— begin Data entries —

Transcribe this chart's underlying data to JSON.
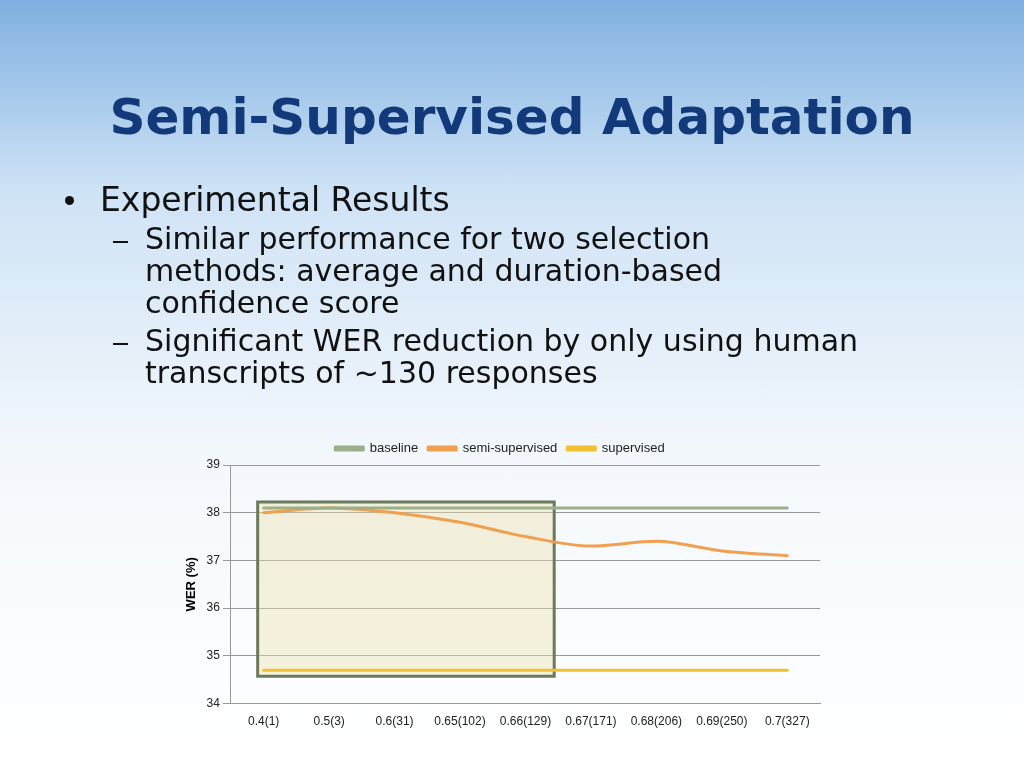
{
  "chart_data": {
    "type": "line",
    "title": "Semi-Supervised Adaptation",
    "annotations": [
      "Experimental Results",
      "Similar performance for two selection methods: average and duration-based confidence score",
      "Significant WER reduction by only using human transcripts of ~130 responses"
    ],
    "ylabel": "WER (%)",
    "categories": [
      "0.4(1)",
      "0.5(3)",
      "0.6(31)",
      "0.65(102)",
      "0.66(129)",
      "0.67(171)",
      "0.68(206)",
      "0.69(250)",
      "0.7(327)"
    ],
    "series": [
      {
        "name": "baseline",
        "color": "#9bb08a",
        "values": [
          38.1,
          38.1,
          38.1,
          38.1,
          38.1,
          38.1,
          38.1,
          38.1,
          38.1
        ]
      },
      {
        "name": "semi-supervised",
        "color": "#f0a04e",
        "values": [
          38.0,
          38.1,
          38.0,
          37.8,
          37.5,
          37.3,
          37.4,
          37.2,
          37.1
        ]
      },
      {
        "name": "supervised",
        "color": "#f0c030",
        "values": [
          34.7,
          34.7,
          34.7,
          34.7,
          34.7,
          34.7,
          34.7,
          34.7,
          34.7
        ]
      }
    ],
    "bands": [
      {
        "axis": "x",
        "from": "0.4(1)",
        "to": "0.66(129)",
        "color": "#ebe1aa"
      }
    ],
    "ylim": [
      34,
      39
    ],
    "yticks": [
      34,
      35,
      36,
      37,
      38,
      39
    ],
    "grid": "y",
    "legend": "top",
    "marker": "none",
    "line_style": "solid"
  }
}
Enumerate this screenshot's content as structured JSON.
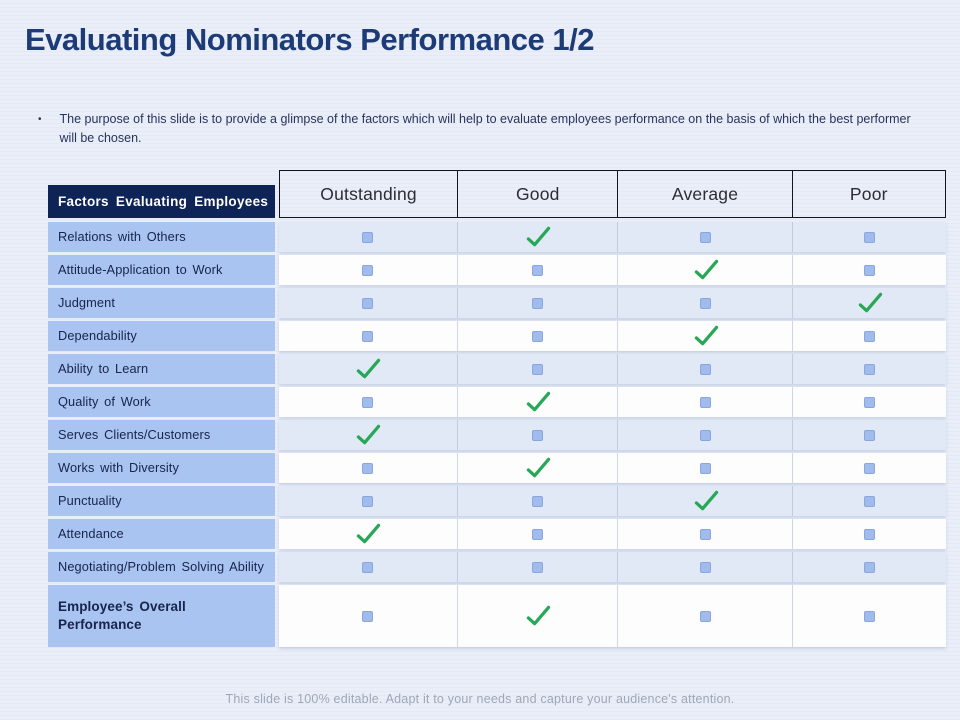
{
  "slide": {
    "title": "Evaluating Nominators Performance 1/2",
    "bullet_marker": "•",
    "bullet_text": "The purpose of this slide is to provide a glimpse of the factors which will help to evaluate employees performance on the basis of which the best performer will be chosen.",
    "footer": "This slide is 100% editable. Adapt it to your needs and capture your audience's attention."
  },
  "table": {
    "factor_header": "Factors Evaluating Employees",
    "rating_headers": [
      "Outstanding",
      "Good",
      "Average",
      "Poor"
    ],
    "rows": [
      {
        "label": "Relations with Others",
        "bold": false,
        "marks": [
          "square",
          "check",
          "square",
          "square"
        ]
      },
      {
        "label": "Attitude-Application to Work",
        "bold": false,
        "marks": [
          "square",
          "square",
          "check",
          "square"
        ]
      },
      {
        "label": "Judgment",
        "bold": false,
        "marks": [
          "square",
          "square",
          "square",
          "check"
        ]
      },
      {
        "label": "Dependability",
        "bold": false,
        "marks": [
          "square",
          "square",
          "check",
          "square"
        ]
      },
      {
        "label": "Ability to Learn",
        "bold": false,
        "marks": [
          "check",
          "square",
          "square",
          "square"
        ]
      },
      {
        "label": "Quality of Work",
        "bold": false,
        "marks": [
          "square",
          "check",
          "square",
          "square"
        ]
      },
      {
        "label": "Serves Clients/Customers",
        "bold": false,
        "marks": [
          "check",
          "square",
          "square",
          "square"
        ]
      },
      {
        "label": "Works with Diversity",
        "bold": false,
        "marks": [
          "square",
          "check",
          "square",
          "square"
        ]
      },
      {
        "label": "Punctuality",
        "bold": false,
        "marks": [
          "square",
          "square",
          "check",
          "square"
        ]
      },
      {
        "label": "Attendance",
        "bold": false,
        "marks": [
          "check",
          "square",
          "square",
          "square"
        ]
      },
      {
        "label": "Negotiating/Problem Solving Ability",
        "bold": false,
        "marks": [
          "square",
          "square",
          "square",
          "square"
        ]
      },
      {
        "label": "Employee’s Overall Performance",
        "bold": true,
        "marks": [
          "square",
          "check",
          "square",
          "square"
        ]
      }
    ]
  },
  "icons": {
    "check": "check-icon",
    "square": "square-marker-icon"
  },
  "colors": {
    "background": "#e9edf8",
    "title_navy": "#1d3b76",
    "header_navy": "#0e2356",
    "factor_cell_blue": "#a9c4f0",
    "row_light_blue": "#e1e9f7",
    "row_white": "#fdfdfe",
    "square_blue": "#a0bbec",
    "check_green": "#27a857",
    "footer_gray": "#a0a6b6"
  }
}
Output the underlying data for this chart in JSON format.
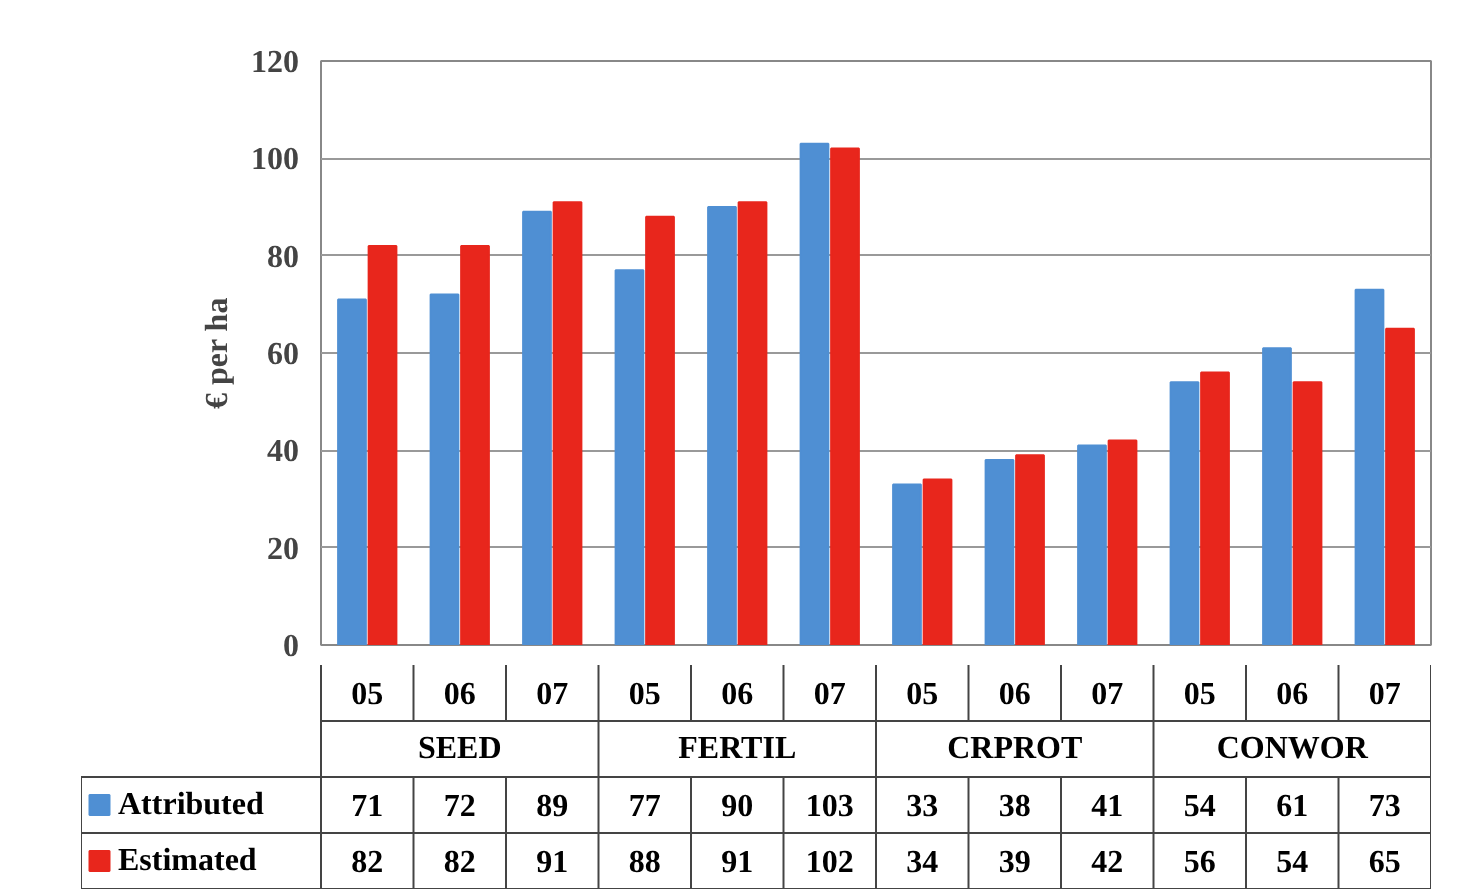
{
  "chart_data": {
    "type": "bar",
    "ylabel": "€ per ha",
    "categories": [
      "05",
      "06",
      "07",
      "05",
      "06",
      "07",
      "05",
      "06",
      "07",
      "05",
      "06",
      "07"
    ],
    "series": [
      {
        "name": "Attributed",
        "color": "#4f8fd3",
        "values": [
          71,
          72,
          89,
          77,
          90,
          103,
          33,
          38,
          41,
          54,
          61,
          73
        ]
      },
      {
        "name": "Estimated",
        "color": "#e8261c",
        "values": [
          82,
          82,
          91,
          88,
          91,
          102,
          34,
          39,
          42,
          56,
          54,
          65
        ]
      }
    ],
    "annotations": [
      "SEED",
      "FERTIL",
      "CRPROT",
      "CONWOR"
    ],
    "ylim": [
      0,
      120
    ],
    "yticks": [
      0,
      20,
      40,
      60,
      80,
      100,
      120
    ],
    "grid": "y",
    "legend": "bottom left",
    "data_labels": true
  }
}
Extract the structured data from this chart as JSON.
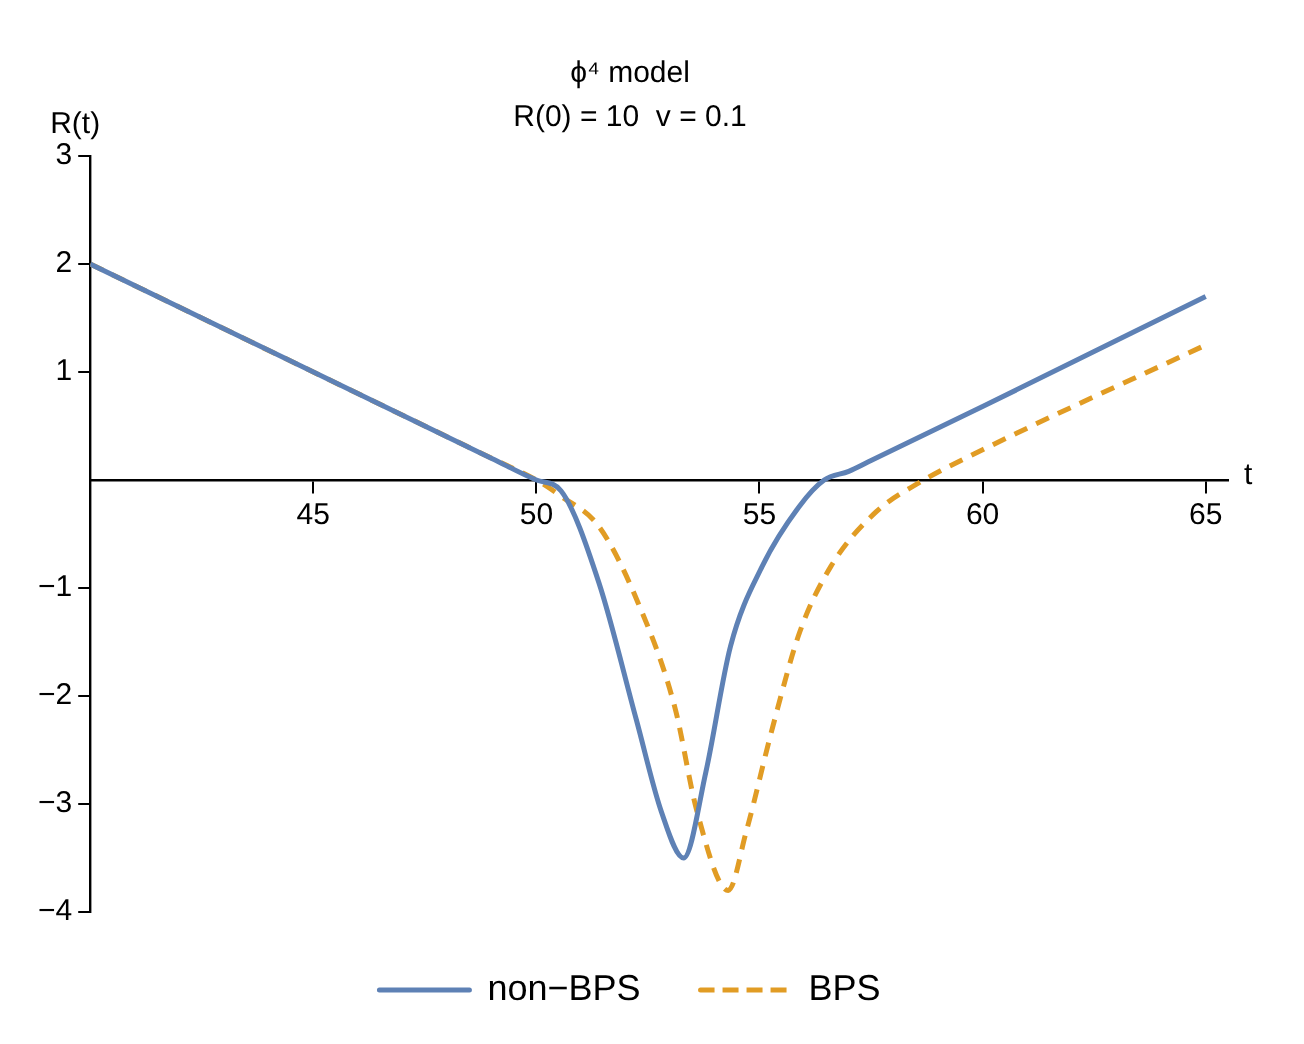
{
  "chart_data": {
    "type": "line",
    "title": "ϕ⁴ model",
    "subtitle": "R(0) = 10  v = 0.1",
    "xlabel": "t",
    "ylabel": "R(t)",
    "xlim": [
      40,
      65.5
    ],
    "ylim": [
      -4,
      3
    ],
    "xticks": [
      45,
      50,
      55,
      60,
      65
    ],
    "yticks": [
      {
        "value": -4,
        "label": "−4"
      },
      {
        "value": -3,
        "label": "−3"
      },
      {
        "value": -2,
        "label": "−2"
      },
      {
        "value": -1,
        "label": "−1"
      },
      1,
      2,
      3
    ],
    "legend": "bottom",
    "grid": false,
    "marker": "none",
    "series": [
      {
        "name": "non−BPS",
        "color": "#5e81b5",
        "line_style": "solid",
        "x": [
          40,
          49,
          50,
          50.55,
          51.4,
          52.24,
          52.8,
          53.3,
          53.8,
          54.35,
          55.06,
          55.9,
          56.45,
          57,
          57.5,
          60,
          65
        ],
        "values": [
          2,
          0.2,
          0,
          -0.1,
          -0.95,
          -2.22,
          -3.07,
          -3.5,
          -2.7,
          -1.54,
          -0.8,
          -0.24,
          0,
          0.08,
          0.18,
          0.68,
          1.7
        ]
      },
      {
        "name": "BPS",
        "color": "#e19c24",
        "line_style": "dashed",
        "x": [
          40,
          49,
          50,
          50.55,
          51.4,
          52.24,
          53.1,
          53.6,
          54.3,
          54.7,
          55.3,
          55.9,
          56.6,
          57.6,
          58.6,
          60,
          65
        ],
        "values": [
          2,
          0.2,
          0,
          -0.15,
          -0.43,
          -1.1,
          -2.1,
          -3.07,
          -3.8,
          -3.26,
          -2.28,
          -1.41,
          -0.8,
          -0.3,
          -0.02,
          0.28,
          1.25
        ]
      }
    ]
  }
}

— end Data entries —

◆ **Task requirements**: Pictures in the records above are not copied; print everything else exactly.

◆ **Reply**:
Transcribe this chart's underlying data to JSON.
{
  "chart_data": {
    "type": "line",
    "title": "Semi-Supervised Adaptation",
    "annotations": [
      "Experimental Results",
      "Similar performance for two selection methods: average and duration-based confidence score",
      "Significant WER reduction by only using human transcripts of ~130 responses"
    ],
    "ylabel": "WER (%)",
    "categories": [
      "0.4(1)",
      "0.5(3)",
      "0.6(31)",
      "0.65(102)",
      "0.66(129)",
      "0.67(171)",
      "0.68(206)",
      "0.69(250)",
      "0.7(327)"
    ],
    "series": [
      {
        "name": "baseline",
        "color": "#9bb08a",
        "values": [
          38.1,
          38.1,
          38.1,
          38.1,
          38.1,
          38.1,
          38.1,
          38.1,
          38.1
        ]
      },
      {
        "name": "semi-supervised",
        "color": "#f0a04e",
        "values": [
          38.0,
          38.1,
          38.0,
          37.8,
          37.5,
          37.3,
          37.4,
          37.2,
          37.1
        ]
      },
      {
        "name": "supervised",
        "color": "#f0c030",
        "values": [
          34.7,
          34.7,
          34.7,
          34.7,
          34.7,
          34.7,
          34.7,
          34.7,
          34.7
        ]
      }
    ],
    "bands": [
      {
        "axis": "x",
        "from": "0.4(1)",
        "to": "0.66(129)",
        "color": "#ebe1aa"
      }
    ],
    "ylim": [
      34,
      39
    ],
    "yticks": [
      34,
      35,
      36,
      37,
      38,
      39
    ],
    "grid": "y",
    "legend": "top",
    "marker": "none",
    "line_style": "solid"
  }
}
Enumerate this screenshot's content as structured JSON.
{
  "slide": {
    "title": "Evaluating Nominators Performance 1/2",
    "bullet_marker": "•",
    "bullet_text": "The purpose of this slide is to provide a glimpse of the factors which will help to evaluate employees performance on the basis of which the best performer will be chosen.",
    "footer": "This slide is 100% editable. Adapt it to your needs and capture your audience's attention."
  },
  "table": {
    "factor_header": "Factors Evaluating Employees",
    "rating_headers": [
      "Outstanding",
      "Good",
      "Average",
      "Poor"
    ],
    "rows": [
      {
        "label": "Relations with Others",
        "bold": false,
        "marks": [
          "square",
          "check",
          "square",
          "square"
        ]
      },
      {
        "label": "Attitude-Application to Work",
        "bold": false,
        "marks": [
          "square",
          "square",
          "check",
          "square"
        ]
      },
      {
        "label": "Judgment",
        "bold": false,
        "marks": [
          "square",
          "square",
          "square",
          "check"
        ]
      },
      {
        "label": "Dependability",
        "bold": false,
        "marks": [
          "square",
          "square",
          "check",
          "square"
        ]
      },
      {
        "label": "Ability to Learn",
        "bold": false,
        "marks": [
          "check",
          "square",
          "square",
          "square"
        ]
      },
      {
        "label": "Quality of Work",
        "bold": false,
        "marks": [
          "square",
          "check",
          "square",
          "square"
        ]
      },
      {
        "label": "Serves Clients/Customers",
        "bold": false,
        "marks": [
          "check",
          "square",
          "square",
          "square"
        ]
      },
      {
        "label": "Works with Diversity",
        "bold": false,
        "marks": [
          "square",
          "check",
          "square",
          "square"
        ]
      },
      {
        "label": "Punctuality",
        "bold": false,
        "marks": [
          "square",
          "square",
          "check",
          "square"
        ]
      },
      {
        "label": "Attendance",
        "bold": false,
        "marks": [
          "check",
          "square",
          "square",
          "square"
        ]
      },
      {
        "label": "Negotiating/Problem Solving Ability",
        "bold": false,
        "marks": [
          "square",
          "square",
          "square",
          "square"
        ]
      },
      {
        "label": "Employee’s Overall Performance",
        "bold": true,
        "marks": [
          "square",
          "check",
          "square",
          "square"
        ]
      }
    ]
  },
  "icons": {
    "check": "check-icon",
    "square": "square-marker-icon"
  },
  "colors": {
    "background": "#e9edf8",
    "title_navy": "#1d3b76",
    "header_navy": "#0e2356",
    "factor_cell_blue": "#a9c4f0",
    "row_light_blue": "#e1e9f7",
    "row_white": "#fdfdfe",
    "square_blue": "#a0bbec",
    "check_green": "#27a857",
    "footer_gray": "#a0a6b6"
  }
}
Output the underlying data for this chart in JSON format.
{
  "chart_data": {
    "type": "bar",
    "ylabel": "€ per ha",
    "categories": [
      "05",
      "06",
      "07",
      "05",
      "06",
      "07",
      "05",
      "06",
      "07",
      "05",
      "06",
      "07"
    ],
    "series": [
      {
        "name": "Attributed",
        "color": "#4f8fd3",
        "values": [
          71,
          72,
          89,
          77,
          90,
          103,
          33,
          38,
          41,
          54,
          61,
          73
        ]
      },
      {
        "name": "Estimated",
        "color": "#e8261c",
        "values": [
          82,
          82,
          91,
          88,
          91,
          102,
          34,
          39,
          42,
          56,
          54,
          65
        ]
      }
    ],
    "annotations": [
      "SEED",
      "FERTIL",
      "CRPROT",
      "CONWOR"
    ],
    "ylim": [
      0,
      120
    ],
    "yticks": [
      0,
      20,
      40,
      60,
      80,
      100,
      120
    ],
    "grid": "y",
    "legend": "bottom left",
    "data_labels": true
  }
}
Extract the structured data from this chart as JSON.
{
  "chart_data": {
    "type": "line",
    "title": "ϕ⁴ model",
    "subtitle": "R(0) = 10  v = 0.1",
    "xlabel": "t",
    "ylabel": "R(t)",
    "xlim": [
      40,
      65.5
    ],
    "ylim": [
      -4,
      3
    ],
    "xticks": [
      45,
      50,
      55,
      60,
      65
    ],
    "yticks": [
      {
        "value": -4,
        "label": "−4"
      },
      {
        "value": -3,
        "label": "−3"
      },
      {
        "value": -2,
        "label": "−2"
      },
      {
        "value": -1,
        "label": "−1"
      },
      1,
      2,
      3
    ],
    "legend": "bottom",
    "grid": false,
    "marker": "none",
    "series": [
      {
        "name": "non−BPS",
        "color": "#5e81b5",
        "line_style": "solid",
        "x": [
          40,
          49,
          50,
          50.55,
          51.4,
          52.24,
          52.8,
          53.3,
          53.8,
          54.35,
          55.06,
          55.9,
          56.45,
          57,
          57.5,
          60,
          65
        ],
        "values": [
          2,
          0.2,
          0,
          -0.1,
          -0.95,
          -2.22,
          -3.07,
          -3.5,
          -2.7,
          -1.54,
          -0.8,
          -0.24,
          0,
          0.08,
          0.18,
          0.68,
          1.7
        ]
      },
      {
        "name": "BPS",
        "color": "#e19c24",
        "line_style": "dashed",
        "x": [
          40,
          49,
          50,
          50.55,
          51.4,
          52.24,
          53.1,
          53.6,
          54.3,
          54.7,
          55.3,
          55.9,
          56.6,
          57.6,
          58.6,
          60,
          65
        ],
        "values": [
          2,
          0.2,
          0,
          -0.15,
          -0.43,
          -1.1,
          -2.1,
          -3.07,
          -3.8,
          -3.26,
          -2.28,
          -1.41,
          -0.8,
          -0.3,
          -0.02,
          0.28,
          1.25
        ]
      }
    ]
  }
}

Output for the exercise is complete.